### [出典抜粋]
- - -

私は現在、岡山県の倉敷中央病院で2年目の内科系研修医として働いています。
来年度からの進路を選択するにあたって、卒後3年目で専門科を選択するか、それとも専門分野に入る前に内科全般の知識をもっとつけるべきかで迷いがあり、循環器に加え内科全般の知識を広く持たれている伊賀先生にお会いできれば何か示唆をいただけるのではないかと思い先生の診療所を見学させていただきました。
伊賀先生が兵庫医科大学で5年生の学生さんにされた講義に同席させていただきました。 系統立てた診察の重要性を強調なさっていて、今までの自分の診察が、いかにその患者さんから何か重要な所見を引出せないか、という真剣な態度が足りなかったかを再認識しました。また異常所見を発見するにあたって、多くの正常所見に触れることがどれだけ大切かということも実感しました。学生さんも、正常所見と異常所見を把握せずにベッドサイドに行くことがいかに倫理的に問題かを理解し、伊賀先生の講義に参加する姿勢がより真剣な態度に変化してきたのが感じられました。

- - -

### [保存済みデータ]
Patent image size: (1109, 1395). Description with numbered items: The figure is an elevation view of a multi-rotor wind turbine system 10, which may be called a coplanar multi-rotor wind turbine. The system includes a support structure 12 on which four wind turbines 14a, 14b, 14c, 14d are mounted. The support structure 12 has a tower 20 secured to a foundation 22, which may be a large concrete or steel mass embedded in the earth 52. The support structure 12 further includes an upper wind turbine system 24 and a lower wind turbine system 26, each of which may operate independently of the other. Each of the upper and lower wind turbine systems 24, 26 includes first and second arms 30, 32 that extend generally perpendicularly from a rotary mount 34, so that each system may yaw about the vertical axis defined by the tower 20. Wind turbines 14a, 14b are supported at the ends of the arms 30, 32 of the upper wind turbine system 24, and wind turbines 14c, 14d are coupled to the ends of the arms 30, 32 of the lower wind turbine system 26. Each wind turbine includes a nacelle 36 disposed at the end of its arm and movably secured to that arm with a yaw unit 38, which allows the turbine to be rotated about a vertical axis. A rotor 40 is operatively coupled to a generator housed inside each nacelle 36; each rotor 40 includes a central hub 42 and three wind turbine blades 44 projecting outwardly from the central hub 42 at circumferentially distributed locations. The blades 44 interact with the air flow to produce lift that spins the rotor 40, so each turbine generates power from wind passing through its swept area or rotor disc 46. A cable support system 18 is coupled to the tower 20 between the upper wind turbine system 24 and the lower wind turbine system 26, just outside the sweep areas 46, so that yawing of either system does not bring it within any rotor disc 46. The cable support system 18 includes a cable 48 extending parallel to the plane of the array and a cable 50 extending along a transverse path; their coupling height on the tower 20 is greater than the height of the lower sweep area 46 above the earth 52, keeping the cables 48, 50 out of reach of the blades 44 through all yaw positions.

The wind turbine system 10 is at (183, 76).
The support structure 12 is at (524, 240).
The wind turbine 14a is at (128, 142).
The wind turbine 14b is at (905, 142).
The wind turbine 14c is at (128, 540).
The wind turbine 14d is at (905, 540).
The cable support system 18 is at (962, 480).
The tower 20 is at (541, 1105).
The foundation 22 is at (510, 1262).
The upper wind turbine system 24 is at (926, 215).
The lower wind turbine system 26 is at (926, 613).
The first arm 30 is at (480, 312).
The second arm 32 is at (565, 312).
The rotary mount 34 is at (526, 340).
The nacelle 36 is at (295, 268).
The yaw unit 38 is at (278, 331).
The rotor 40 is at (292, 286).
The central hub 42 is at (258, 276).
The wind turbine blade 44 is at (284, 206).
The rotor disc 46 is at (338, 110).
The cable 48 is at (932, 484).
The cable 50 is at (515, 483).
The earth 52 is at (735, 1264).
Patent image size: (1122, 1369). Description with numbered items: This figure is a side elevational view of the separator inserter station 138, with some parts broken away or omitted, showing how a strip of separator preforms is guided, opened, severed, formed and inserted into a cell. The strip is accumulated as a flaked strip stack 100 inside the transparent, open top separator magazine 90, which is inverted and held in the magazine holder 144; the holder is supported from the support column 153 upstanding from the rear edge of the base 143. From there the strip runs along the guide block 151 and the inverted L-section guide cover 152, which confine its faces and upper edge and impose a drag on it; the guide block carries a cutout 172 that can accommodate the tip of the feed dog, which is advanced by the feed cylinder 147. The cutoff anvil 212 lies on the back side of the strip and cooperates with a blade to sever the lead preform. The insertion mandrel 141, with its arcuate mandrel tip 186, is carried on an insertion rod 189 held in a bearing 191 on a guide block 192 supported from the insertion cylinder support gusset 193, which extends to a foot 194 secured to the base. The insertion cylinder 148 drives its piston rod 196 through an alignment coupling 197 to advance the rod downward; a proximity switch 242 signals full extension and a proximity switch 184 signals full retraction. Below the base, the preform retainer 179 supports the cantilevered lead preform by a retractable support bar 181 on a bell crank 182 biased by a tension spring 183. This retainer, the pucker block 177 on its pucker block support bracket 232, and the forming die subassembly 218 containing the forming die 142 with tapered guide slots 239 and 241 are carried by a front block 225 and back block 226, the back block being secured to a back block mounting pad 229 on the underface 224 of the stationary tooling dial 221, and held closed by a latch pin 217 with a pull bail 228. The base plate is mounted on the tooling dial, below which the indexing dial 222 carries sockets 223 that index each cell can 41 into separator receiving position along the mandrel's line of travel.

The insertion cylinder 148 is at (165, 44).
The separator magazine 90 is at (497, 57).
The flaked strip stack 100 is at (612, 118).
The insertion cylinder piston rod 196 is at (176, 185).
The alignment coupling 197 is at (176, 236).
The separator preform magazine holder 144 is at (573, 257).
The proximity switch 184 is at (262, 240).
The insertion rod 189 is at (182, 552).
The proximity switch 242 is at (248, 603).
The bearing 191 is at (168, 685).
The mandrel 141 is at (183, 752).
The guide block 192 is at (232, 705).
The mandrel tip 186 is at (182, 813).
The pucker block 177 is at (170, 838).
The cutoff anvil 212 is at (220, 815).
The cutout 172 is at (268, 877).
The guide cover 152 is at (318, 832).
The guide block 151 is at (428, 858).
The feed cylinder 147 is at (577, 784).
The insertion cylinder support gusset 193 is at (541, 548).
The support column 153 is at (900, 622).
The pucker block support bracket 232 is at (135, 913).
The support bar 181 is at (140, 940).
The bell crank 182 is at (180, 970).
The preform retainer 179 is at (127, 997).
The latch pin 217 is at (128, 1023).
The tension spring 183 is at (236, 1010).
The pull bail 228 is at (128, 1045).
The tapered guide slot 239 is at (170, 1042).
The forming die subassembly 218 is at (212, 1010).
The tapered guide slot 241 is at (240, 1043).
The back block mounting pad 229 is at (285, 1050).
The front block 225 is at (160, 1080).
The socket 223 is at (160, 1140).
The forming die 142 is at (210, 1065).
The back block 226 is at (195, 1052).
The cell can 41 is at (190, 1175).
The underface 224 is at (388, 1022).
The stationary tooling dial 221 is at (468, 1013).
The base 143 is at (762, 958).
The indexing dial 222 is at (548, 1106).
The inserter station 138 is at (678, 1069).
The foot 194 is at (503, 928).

- - -

### [課題]
伊賀先生の診療所を見学した研修医の文章を、最後の文の後から書き継ぐこと。 データは別の出典から取ったものである。

### [解答]
講義の後で伊賀先生の診療なさる様子を見学させていただきました。完全房室ブロックでペースメーカー植え込み後の患者さんの聴診所見をとらせていただき、私は最初S1の変動、S2の吸気性変動が指摘できませんでした。伊賀先生に教えていただき再度確認すると聴診でき、正常S1,S2を聞く絶対数が少ないにもかかわらずS1,S2正常、といわば枕詞のように言っていた自分の態度を反省しました。また所見を病態に照らし合わせて説明する、という作業が欠けていることも痛感しました。
将来どの内科を専攻しても、各科の専門医である前に内科医であり、自分の患者さんの内科的疾患を可能な限り把握した上で必要な時に専門医に相談できるようにならなければ、と強く感じました。将来の進路を考える上だけでなく、日々の臨床における考え方や姿勢を学ばせていただいたという点でも、伊賀先生にお会いできて得たものは数多くありました。
半日という短い時間ではありましたが、貴重な体験をさせていただきました。
本当にありがとうございました。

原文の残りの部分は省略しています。